====== DATASET ROWS

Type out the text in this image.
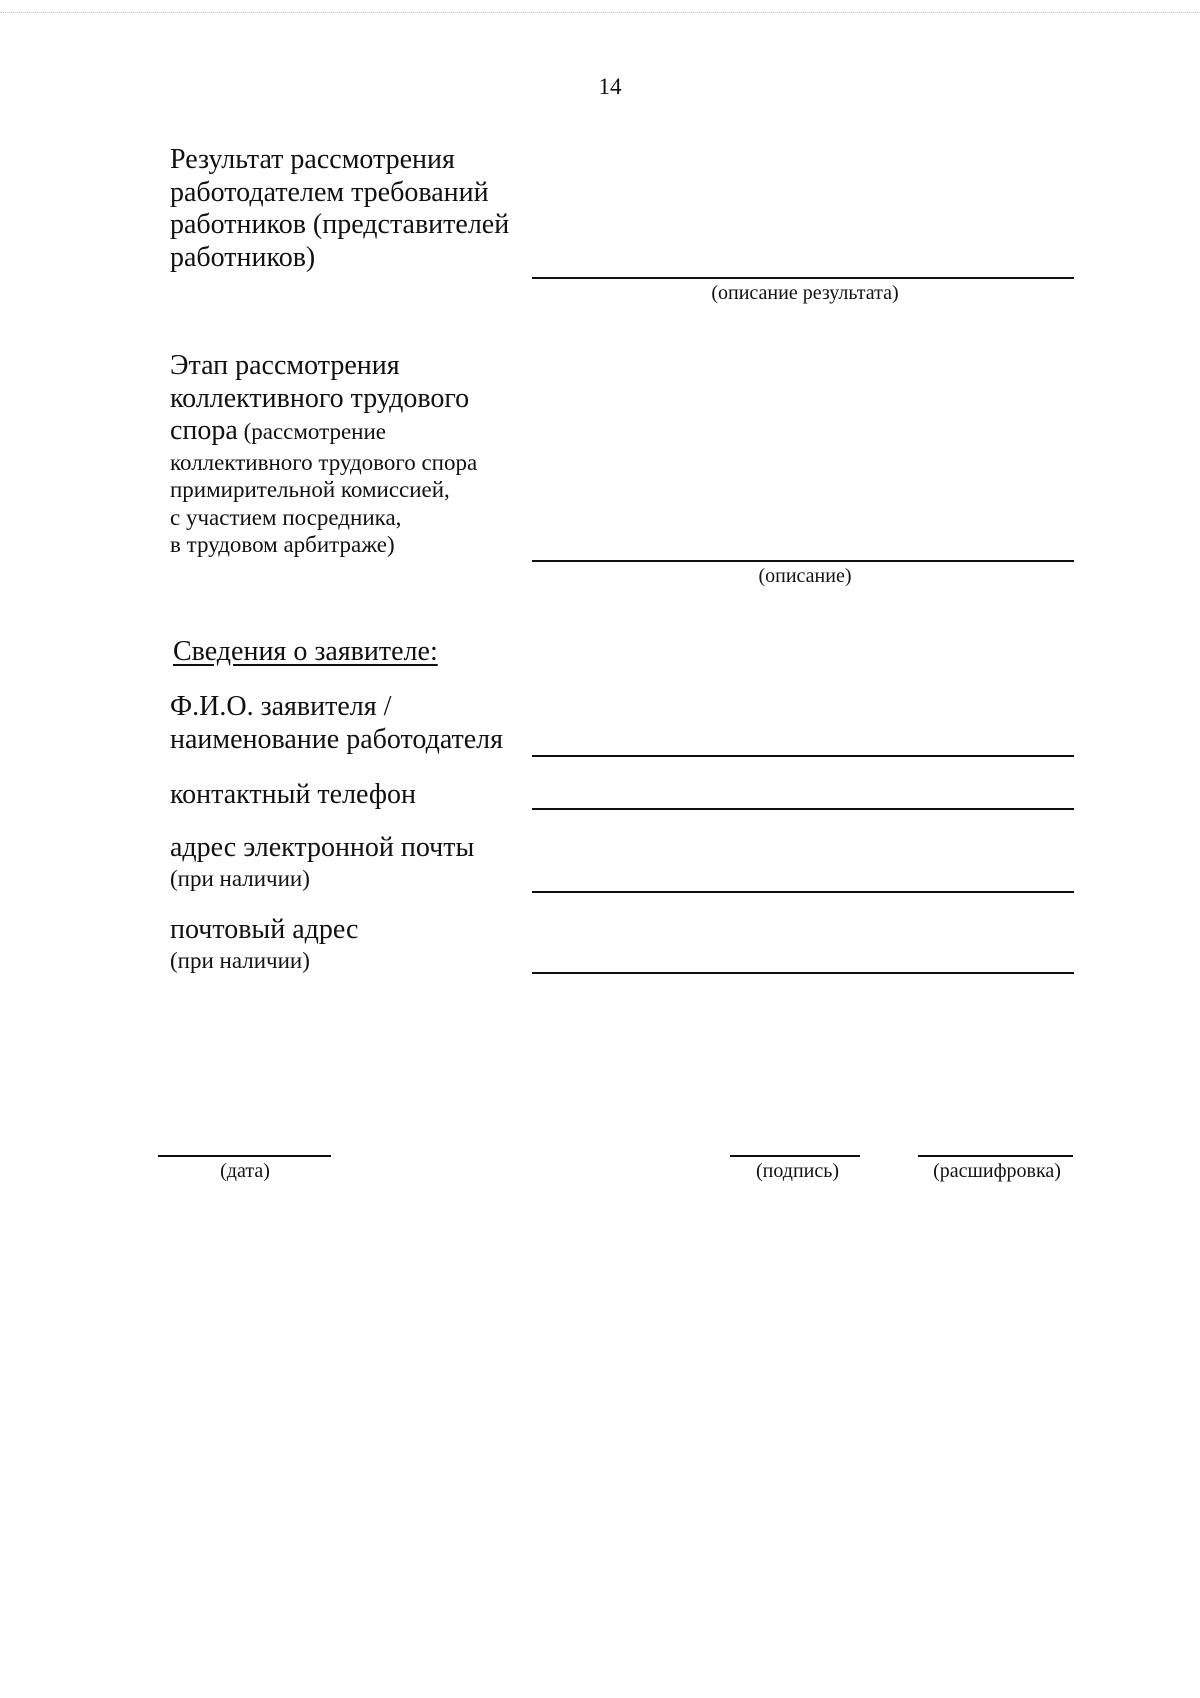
14
Результат рассмотрения
работодателем требований
работников (представителей
работников)
(описание результата)
Этап рассмотрения
коллективного трудового
спора (рассмотрение
коллективного трудового спора
примирительной комиссией,
с участием посредника,
в трудовом арбитраже)
(описание)
Сведения о заявителе:
Ф.И.О. заявителя /
наименование работодателя
контактный телефон
адрес электронной почты
(при наличии)
почтовый адрес
(при наличии)
(дата)	(подпись)	(расшифровка)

============

- [TASK PROMPT] Quote each line of the listing exactly, but leave the pictures out.

- [RESPONSE TO THE EXERCISE]
Type out the text in this image.
14
Результат рассмотрения
работодателем требований
работников (представителей
работников)
(описание результата)
Этап рассмотрения
коллективного трудового
спора (рассмотрение
коллективного трудового спора
примирительной комиссией,
с участием посредника,
в трудовом арбитраже)
(описание)
Сведения о заявителе:
Ф.И.О. заявителя /
наименование работодателя
контактный телефон
адрес электронной почты
(при наличии)
почтовый адрес
(при наличии)
(дата)	(подпись)	(расшифровка)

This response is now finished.